:: Exercise description ::
Set down each record exactly as written.

Dataset excerpt:

- - -

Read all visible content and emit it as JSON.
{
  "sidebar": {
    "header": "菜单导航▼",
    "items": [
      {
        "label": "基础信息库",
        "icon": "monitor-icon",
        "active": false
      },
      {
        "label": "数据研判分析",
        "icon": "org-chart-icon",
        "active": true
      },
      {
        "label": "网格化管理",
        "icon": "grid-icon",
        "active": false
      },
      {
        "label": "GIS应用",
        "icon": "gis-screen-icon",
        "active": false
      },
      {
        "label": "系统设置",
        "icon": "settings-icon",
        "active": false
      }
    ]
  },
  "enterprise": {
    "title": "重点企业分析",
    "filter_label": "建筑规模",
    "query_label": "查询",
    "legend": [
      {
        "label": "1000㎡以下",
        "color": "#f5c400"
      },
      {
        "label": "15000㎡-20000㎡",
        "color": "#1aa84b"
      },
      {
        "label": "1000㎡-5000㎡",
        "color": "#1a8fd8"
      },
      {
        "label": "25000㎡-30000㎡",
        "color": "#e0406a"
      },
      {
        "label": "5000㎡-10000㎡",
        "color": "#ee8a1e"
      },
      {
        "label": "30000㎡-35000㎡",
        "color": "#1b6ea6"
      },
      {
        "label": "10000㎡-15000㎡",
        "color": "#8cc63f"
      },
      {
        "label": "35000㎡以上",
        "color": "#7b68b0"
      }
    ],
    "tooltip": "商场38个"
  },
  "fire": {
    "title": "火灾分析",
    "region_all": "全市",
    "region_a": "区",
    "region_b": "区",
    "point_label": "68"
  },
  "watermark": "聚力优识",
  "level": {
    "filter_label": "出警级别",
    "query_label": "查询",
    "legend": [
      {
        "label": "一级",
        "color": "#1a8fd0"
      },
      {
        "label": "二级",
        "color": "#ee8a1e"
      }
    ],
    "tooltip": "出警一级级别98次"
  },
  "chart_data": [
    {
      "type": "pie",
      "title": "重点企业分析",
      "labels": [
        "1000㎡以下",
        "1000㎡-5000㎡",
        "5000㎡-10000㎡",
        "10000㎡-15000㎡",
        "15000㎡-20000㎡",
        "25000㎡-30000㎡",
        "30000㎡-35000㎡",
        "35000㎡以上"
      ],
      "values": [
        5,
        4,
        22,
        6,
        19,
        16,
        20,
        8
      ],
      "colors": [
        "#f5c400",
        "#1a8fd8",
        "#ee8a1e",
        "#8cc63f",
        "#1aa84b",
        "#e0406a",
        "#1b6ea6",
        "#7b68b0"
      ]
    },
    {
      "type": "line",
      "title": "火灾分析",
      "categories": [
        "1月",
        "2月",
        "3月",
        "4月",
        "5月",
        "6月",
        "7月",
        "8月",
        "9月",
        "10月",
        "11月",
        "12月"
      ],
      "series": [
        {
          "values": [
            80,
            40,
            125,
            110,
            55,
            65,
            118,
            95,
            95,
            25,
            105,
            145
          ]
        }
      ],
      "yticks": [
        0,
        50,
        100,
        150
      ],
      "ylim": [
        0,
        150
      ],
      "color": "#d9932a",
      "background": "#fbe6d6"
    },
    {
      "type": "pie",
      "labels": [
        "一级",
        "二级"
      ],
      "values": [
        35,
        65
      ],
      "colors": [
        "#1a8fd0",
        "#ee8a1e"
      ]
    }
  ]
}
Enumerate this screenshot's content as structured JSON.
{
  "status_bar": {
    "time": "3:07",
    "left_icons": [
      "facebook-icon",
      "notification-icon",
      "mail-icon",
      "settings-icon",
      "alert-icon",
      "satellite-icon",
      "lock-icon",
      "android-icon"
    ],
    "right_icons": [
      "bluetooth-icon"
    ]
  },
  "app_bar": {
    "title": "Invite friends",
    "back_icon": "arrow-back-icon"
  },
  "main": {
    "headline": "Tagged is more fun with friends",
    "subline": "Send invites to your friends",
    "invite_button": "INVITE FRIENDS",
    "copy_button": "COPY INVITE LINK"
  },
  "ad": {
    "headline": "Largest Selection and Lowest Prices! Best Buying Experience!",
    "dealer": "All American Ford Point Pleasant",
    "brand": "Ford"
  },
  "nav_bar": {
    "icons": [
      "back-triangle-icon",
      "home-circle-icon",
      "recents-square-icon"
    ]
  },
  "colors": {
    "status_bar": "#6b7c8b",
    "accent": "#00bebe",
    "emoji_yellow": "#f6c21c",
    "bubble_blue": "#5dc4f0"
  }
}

- - -

:: Answer to this exercise ::
Read all visible content and emit it as JSON.
{
  "sidebar": {
    "header": "菜单导航▼",
    "items": [
      {
        "label": "基础信息库",
        "icon": "monitor-icon",
        "active": false
      },
      {
        "label": "数据研判分析",
        "icon": "org-chart-icon",
        "active": true
      },
      {
        "label": "网格化管理",
        "icon": "grid-icon",
        "active": false
      },
      {
        "label": "GIS应用",
        "icon": "gis-screen-icon",
        "active": false
      },
      {
        "label": "系统设置",
        "icon": "settings-icon",
        "active": false
      }
    ]
  },
  "enterprise": {
    "title": "重点企业分析",
    "filter_label": "建筑规模",
    "query_label": "查询",
    "legend": [
      {
        "label": "1000㎡以下",
        "color": "#f5c400"
      },
      {
        "label": "15000㎡-20000㎡",
        "color": "#1aa84b"
      },
      {
        "label": "1000㎡-5000㎡",
        "color": "#1a8fd8"
      },
      {
        "label": "25000㎡-30000㎡",
        "color": "#e0406a"
      },
      {
        "label": "5000㎡-10000㎡",
        "color": "#ee8a1e"
      },
      {
        "label": "30000㎡-35000㎡",
        "color": "#1b6ea6"
      },
      {
        "label": "10000㎡-15000㎡",
        "color": "#8cc63f"
      },
      {
        "label": "35000㎡以上",
        "color": "#7b68b0"
      }
    ],
    "tooltip": "商场38个"
  },
  "fire": {
    "title": "火灾分析",
    "region_all": "全市",
    "region_a": "区",
    "region_b": "区",
    "point_label": "68"
  },
  "watermark": "聚力优识",
  "level": {
    "filter_label": "出警级别",
    "query_label": "查询",
    "legend": [
      {
        "label": "一级",
        "color": "#1a8fd0"
      },
      {
        "label": "二级",
        "color": "#ee8a1e"
      }
    ],
    "tooltip": "出警一级级别98次"
  },
  "chart_data": [
    {
      "type": "pie",
      "title": "重点企业分析",
      "labels": [
        "1000㎡以下",
        "1000㎡-5000㎡",
        "5000㎡-10000㎡",
        "10000㎡-15000㎡",
        "15000㎡-20000㎡",
        "25000㎡-30000㎡",
        "30000㎡-35000㎡",
        "35000㎡以上"
      ],
      "values": [
        5,
        4,
        22,
        6,
        19,
        16,
        20,
        8
      ],
      "colors": [
        "#f5c400",
        "#1a8fd8",
        "#ee8a1e",
        "#8cc63f",
        "#1aa84b",
        "#e0406a",
        "#1b6ea6",
        "#7b68b0"
      ]
    },
    {
      "type": "line",
      "title": "火灾分析",
      "categories": [
        "1月",
        "2月",
        "3月",
        "4月",
        "5月",
        "6月",
        "7月",
        "8月",
        "9月",
        "10月",
        "11月",
        "12月"
      ],
      "series": [
        {
          "values": [
            80,
            40,
            125,
            110,
            55,
            65,
            118,
            95,
            95,
            25,
            105,
            145
          ]
        }
      ],
      "yticks": [
        0,
        50,
        100,
        150
      ],
      "ylim": [
        0,
        150
      ],
      "color": "#d9932a",
      "background": "#fbe6d6"
    },
    {
      "type": "pie",
      "labels": [
        "一级",
        "二级"
      ],
      "values": [
        35,
        65
      ],
      "colors": [
        "#1a8fd0",
        "#ee8a1e"
      ]
    }
  ]
}
Enumerate this screenshot's content as structured JSON.
{
  "status_bar": {
    "time": "3:07",
    "left_icons": [
      "facebook-icon",
      "notification-icon",
      "mail-icon",
      "settings-icon",
      "alert-icon",
      "satellite-icon",
      "lock-icon",
      "android-icon"
    ],
    "right_icons": [
      "bluetooth-icon"
    ]
  },
  "app_bar": {
    "title": "Invite friends",
    "back_icon": "arrow-back-icon"
  },
  "main": {
    "headline": "Tagged is more fun with friends",
    "subline": "Send invites to your friends",
    "invite_button": "INVITE FRIENDS",
    "copy_button": "COPY INVITE LINK"
  },
  "ad": {
    "headline": "Largest Selection and Lowest Prices! Best Buying Experience!",
    "dealer": "All American Ford Point Pleasant",
    "brand": "Ford"
  },
  "nav_bar": {
    "icons": [
      "back-triangle-icon",
      "home-circle-icon",
      "recents-square-icon"
    ]
  },
  "colors": {
    "status_bar": "#6b7c8b",
    "accent": "#00bebe",
    "emoji_yellow": "#f6c21c",
    "bubble_blue": "#5dc4f0"
  }
}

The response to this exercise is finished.